=== Prompt ===
Reproduce all of the records exactly.

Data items
▼
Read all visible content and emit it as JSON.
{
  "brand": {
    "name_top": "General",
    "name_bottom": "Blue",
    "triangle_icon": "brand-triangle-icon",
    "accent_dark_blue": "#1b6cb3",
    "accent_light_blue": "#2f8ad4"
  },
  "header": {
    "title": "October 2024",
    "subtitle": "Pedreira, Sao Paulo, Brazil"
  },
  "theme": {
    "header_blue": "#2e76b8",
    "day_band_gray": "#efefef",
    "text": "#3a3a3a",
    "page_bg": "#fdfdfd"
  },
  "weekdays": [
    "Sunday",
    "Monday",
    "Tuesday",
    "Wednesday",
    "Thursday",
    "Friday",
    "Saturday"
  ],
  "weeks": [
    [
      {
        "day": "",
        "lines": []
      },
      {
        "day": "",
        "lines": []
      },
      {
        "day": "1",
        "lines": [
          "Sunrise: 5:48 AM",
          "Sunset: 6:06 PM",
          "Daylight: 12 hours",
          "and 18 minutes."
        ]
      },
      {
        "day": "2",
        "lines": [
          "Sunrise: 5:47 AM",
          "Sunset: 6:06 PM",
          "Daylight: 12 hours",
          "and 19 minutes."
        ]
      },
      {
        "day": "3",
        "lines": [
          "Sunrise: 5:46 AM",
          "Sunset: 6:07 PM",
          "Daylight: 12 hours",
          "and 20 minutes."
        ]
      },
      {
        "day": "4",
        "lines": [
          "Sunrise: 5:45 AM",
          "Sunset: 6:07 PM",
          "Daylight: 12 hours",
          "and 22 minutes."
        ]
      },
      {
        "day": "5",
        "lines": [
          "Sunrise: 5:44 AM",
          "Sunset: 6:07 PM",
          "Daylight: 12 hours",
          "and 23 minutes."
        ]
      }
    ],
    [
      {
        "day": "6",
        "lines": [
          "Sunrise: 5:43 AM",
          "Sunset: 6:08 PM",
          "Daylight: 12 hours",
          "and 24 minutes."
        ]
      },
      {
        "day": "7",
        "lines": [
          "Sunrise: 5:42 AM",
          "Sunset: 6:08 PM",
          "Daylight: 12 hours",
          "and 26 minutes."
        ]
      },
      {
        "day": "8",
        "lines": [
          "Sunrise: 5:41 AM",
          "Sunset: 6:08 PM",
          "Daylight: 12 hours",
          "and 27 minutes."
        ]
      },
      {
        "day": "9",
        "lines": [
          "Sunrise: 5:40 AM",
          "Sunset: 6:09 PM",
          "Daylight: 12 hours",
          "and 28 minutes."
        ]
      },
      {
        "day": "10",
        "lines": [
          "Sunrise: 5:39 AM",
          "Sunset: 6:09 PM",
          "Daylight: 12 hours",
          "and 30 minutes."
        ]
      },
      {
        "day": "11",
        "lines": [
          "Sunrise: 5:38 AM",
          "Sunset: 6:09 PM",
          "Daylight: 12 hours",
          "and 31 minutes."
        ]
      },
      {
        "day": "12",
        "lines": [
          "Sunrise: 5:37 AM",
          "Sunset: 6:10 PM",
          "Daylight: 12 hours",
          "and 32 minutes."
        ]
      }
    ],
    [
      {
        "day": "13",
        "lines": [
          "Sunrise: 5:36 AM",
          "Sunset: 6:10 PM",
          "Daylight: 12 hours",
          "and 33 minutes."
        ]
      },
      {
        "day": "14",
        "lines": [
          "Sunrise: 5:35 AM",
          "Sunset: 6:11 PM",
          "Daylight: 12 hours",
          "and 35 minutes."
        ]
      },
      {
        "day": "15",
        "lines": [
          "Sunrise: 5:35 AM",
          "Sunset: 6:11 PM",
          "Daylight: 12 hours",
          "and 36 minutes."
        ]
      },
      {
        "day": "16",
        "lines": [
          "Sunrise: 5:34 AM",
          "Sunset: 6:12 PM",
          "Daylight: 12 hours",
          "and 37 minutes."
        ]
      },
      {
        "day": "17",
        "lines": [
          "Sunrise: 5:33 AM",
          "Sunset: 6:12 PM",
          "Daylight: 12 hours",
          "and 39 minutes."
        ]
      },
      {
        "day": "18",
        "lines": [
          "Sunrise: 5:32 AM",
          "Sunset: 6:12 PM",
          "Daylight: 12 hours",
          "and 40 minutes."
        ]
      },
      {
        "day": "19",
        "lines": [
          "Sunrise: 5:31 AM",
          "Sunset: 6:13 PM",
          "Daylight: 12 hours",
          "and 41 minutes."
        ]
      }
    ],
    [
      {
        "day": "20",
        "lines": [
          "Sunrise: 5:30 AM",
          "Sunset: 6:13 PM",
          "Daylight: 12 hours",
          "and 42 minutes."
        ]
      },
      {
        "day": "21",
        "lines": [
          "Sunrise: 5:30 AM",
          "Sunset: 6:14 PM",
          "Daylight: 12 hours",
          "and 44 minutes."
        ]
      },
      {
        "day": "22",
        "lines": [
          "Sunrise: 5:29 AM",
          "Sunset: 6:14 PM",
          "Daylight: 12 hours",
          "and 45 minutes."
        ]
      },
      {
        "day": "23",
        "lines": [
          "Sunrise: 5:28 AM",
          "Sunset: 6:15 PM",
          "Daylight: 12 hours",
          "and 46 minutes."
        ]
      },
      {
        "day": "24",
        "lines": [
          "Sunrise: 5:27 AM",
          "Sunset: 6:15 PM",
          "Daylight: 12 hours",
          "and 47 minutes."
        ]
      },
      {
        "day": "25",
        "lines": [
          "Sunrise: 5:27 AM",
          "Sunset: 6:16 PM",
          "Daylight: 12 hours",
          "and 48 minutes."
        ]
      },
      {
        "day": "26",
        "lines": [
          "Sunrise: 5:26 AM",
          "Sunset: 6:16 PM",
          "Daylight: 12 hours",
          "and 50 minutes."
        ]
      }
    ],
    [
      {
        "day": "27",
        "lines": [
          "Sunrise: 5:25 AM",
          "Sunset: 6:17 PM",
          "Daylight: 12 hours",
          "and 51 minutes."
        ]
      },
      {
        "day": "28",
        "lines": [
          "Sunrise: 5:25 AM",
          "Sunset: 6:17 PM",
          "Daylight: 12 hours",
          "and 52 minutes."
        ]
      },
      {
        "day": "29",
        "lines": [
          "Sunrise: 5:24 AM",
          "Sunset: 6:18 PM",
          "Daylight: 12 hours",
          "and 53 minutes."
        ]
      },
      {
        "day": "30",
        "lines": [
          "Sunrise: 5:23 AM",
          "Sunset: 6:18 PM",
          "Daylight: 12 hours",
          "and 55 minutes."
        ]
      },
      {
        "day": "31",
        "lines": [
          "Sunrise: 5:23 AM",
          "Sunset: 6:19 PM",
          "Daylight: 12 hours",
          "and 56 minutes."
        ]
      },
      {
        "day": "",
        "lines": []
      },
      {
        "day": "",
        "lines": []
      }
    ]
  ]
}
▲
=== Full response ===
Read all visible content and emit it as JSON.
{
  "brand": {
    "name_top": "General",
    "name_bottom": "Blue",
    "triangle_icon": "brand-triangle-icon",
    "accent_dark_blue": "#1b6cb3",
    "accent_light_blue": "#2f8ad4"
  },
  "header": {
    "title": "October 2024",
    "subtitle": "Pedreira, Sao Paulo, Brazil"
  },
  "theme": {
    "header_blue": "#2e76b8",
    "day_band_gray": "#efefef",
    "text": "#3a3a3a",
    "page_bg": "#fdfdfd"
  },
  "weekdays": [
    "Sunday",
    "Monday",
    "Tuesday",
    "Wednesday",
    "Thursday",
    "Friday",
    "Saturday"
  ],
  "weeks": [
    [
      {
        "day": "",
        "lines": []
      },
      {
        "day": "",
        "lines": []
      },
      {
        "day": "1",
        "lines": [
          "Sunrise: 5:48 AM",
          "Sunset: 6:06 PM",
          "Daylight: 12 hours",
          "and 18 minutes."
        ]
      },
      {
        "day": "2",
        "lines": [
          "Sunrise: 5:47 AM",
          "Sunset: 6:06 PM",
          "Daylight: 12 hours",
          "and 19 minutes."
        ]
      },
      {
        "day": "3",
        "lines": [
          "Sunrise: 5:46 AM",
          "Sunset: 6:07 PM",
          "Daylight: 12 hours",
          "and 20 minutes."
        ]
      },
      {
        "day": "4",
        "lines": [
          "Sunrise: 5:45 AM",
          "Sunset: 6:07 PM",
          "Daylight: 12 hours",
          "and 22 minutes."
        ]
      },
      {
        "day": "5",
        "lines": [
          "Sunrise: 5:44 AM",
          "Sunset: 6:07 PM",
          "Daylight: 12 hours",
          "and 23 minutes."
        ]
      }
    ],
    [
      {
        "day": "6",
        "lines": [
          "Sunrise: 5:43 AM",
          "Sunset: 6:08 PM",
          "Daylight: 12 hours",
          "and 24 minutes."
        ]
      },
      {
        "day": "7",
        "lines": [
          "Sunrise: 5:42 AM",
          "Sunset: 6:08 PM",
          "Daylight: 12 hours",
          "and 26 minutes."
        ]
      },
      {
        "day": "8",
        "lines": [
          "Sunrise: 5:41 AM",
          "Sunset: 6:08 PM",
          "Daylight: 12 hours",
          "and 27 minutes."
        ]
      },
      {
        "day": "9",
        "lines": [
          "Sunrise: 5:40 AM",
          "Sunset: 6:09 PM",
          "Daylight: 12 hours",
          "and 28 minutes."
        ]
      },
      {
        "day": "10",
        "lines": [
          "Sunrise: 5:39 AM",
          "Sunset: 6:09 PM",
          "Daylight: 12 hours",
          "and 30 minutes."
        ]
      },
      {
        "day": "11",
        "lines": [
          "Sunrise: 5:38 AM",
          "Sunset: 6:09 PM",
          "Daylight: 12 hours",
          "and 31 minutes."
        ]
      },
      {
        "day": "12",
        "lines": [
          "Sunrise: 5:37 AM",
          "Sunset: 6:10 PM",
          "Daylight: 12 hours",
          "and 32 minutes."
        ]
      }
    ],
    [
      {
        "day": "13",
        "lines": [
          "Sunrise: 5:36 AM",
          "Sunset: 6:10 PM",
          "Daylight: 12 hours",
          "and 33 minutes."
        ]
      },
      {
        "day": "14",
        "lines": [
          "Sunrise: 5:35 AM",
          "Sunset: 6:11 PM",
          "Daylight: 12 hours",
          "and 35 minutes."
        ]
      },
      {
        "day": "15",
        "lines": [
          "Sunrise: 5:35 AM",
          "Sunset: 6:11 PM",
          "Daylight: 12 hours",
          "and 36 minutes."
        ]
      },
      {
        "day": "16",
        "lines": [
          "Sunrise: 5:34 AM",
          "Sunset: 6:12 PM",
          "Daylight: 12 hours",
          "and 37 minutes."
        ]
      },
      {
        "day": "17",
        "lines": [
          "Sunrise: 5:33 AM",
          "Sunset: 6:12 PM",
          "Daylight: 12 hours",
          "and 39 minutes."
        ]
      },
      {
        "day": "18",
        "lines": [
          "Sunrise: 5:32 AM",
          "Sunset: 6:12 PM",
          "Daylight: 12 hours",
          "and 40 minutes."
        ]
      },
      {
        "day": "19",
        "lines": [
          "Sunrise: 5:31 AM",
          "Sunset: 6:13 PM",
          "Daylight: 12 hours",
          "and 41 minutes."
        ]
      }
    ],
    [
      {
        "day": "20",
        "lines": [
          "Sunrise: 5:30 AM",
          "Sunset: 6:13 PM",
          "Daylight: 12 hours",
          "and 42 minutes."
        ]
      },
      {
        "day": "21",
        "lines": [
          "Sunrise: 5:30 AM",
          "Sunset: 6:14 PM",
          "Daylight: 12 hours",
          "and 44 minutes."
        ]
      },
      {
        "day": "22",
        "lines": [
          "Sunrise: 5:29 AM",
          "Sunset: 6:14 PM",
          "Daylight: 12 hours",
          "and 45 minutes."
        ]
      },
      {
        "day": "23",
        "lines": [
          "Sunrise: 5:28 AM",
          "Sunset: 6:15 PM",
          "Daylight: 12 hours",
          "and 46 minutes."
        ]
      },
      {
        "day": "24",
        "lines": [
          "Sunrise: 5:27 AM",
          "Sunset: 6:15 PM",
          "Daylight: 12 hours",
          "and 47 minutes."
        ]
      },
      {
        "day": "25",
        "lines": [
          "Sunrise: 5:27 AM",
          "Sunset: 6:16 PM",
          "Daylight: 12 hours",
          "and 48 minutes."
        ]
      },
      {
        "day": "26",
        "lines": [
          "Sunrise: 5:26 AM",
          "Sunset: 6:16 PM",
          "Daylight: 12 hours",
          "and 50 minutes."
        ]
      }
    ],
    [
      {
        "day": "27",
        "lines": [
          "Sunrise: 5:25 AM",
          "Sunset: 6:17 PM",
          "Daylight: 12 hours",
          "and 51 minutes."
        ]
      },
      {
        "day": "28",
        "lines": [
          "Sunrise: 5:25 AM",
          "Sunset: 6:17 PM",
          "Daylight: 12 hours",
          "and 52 minutes."
        ]
      },
      {
        "day": "29",
        "lines": [
          "Sunrise: 5:24 AM",
          "Sunset: 6:18 PM",
          "Daylight: 12 hours",
          "and 53 minutes."
        ]
      },
      {
        "day": "30",
        "lines": [
          "Sunrise: 5:23 AM",
          "Sunset: 6:18 PM",
          "Daylight: 12 hours",
          "and 55 minutes."
        ]
      },
      {
        "day": "31",
        "lines": [
          "Sunrise: 5:23 AM",
          "Sunset: 6:19 PM",
          "Daylight: 12 hours",
          "and 56 minutes."
        ]
      },
      {
        "day": "",
        "lines": []
      },
      {
        "day": "",
        "lines": []
      }
    ]
  ]
}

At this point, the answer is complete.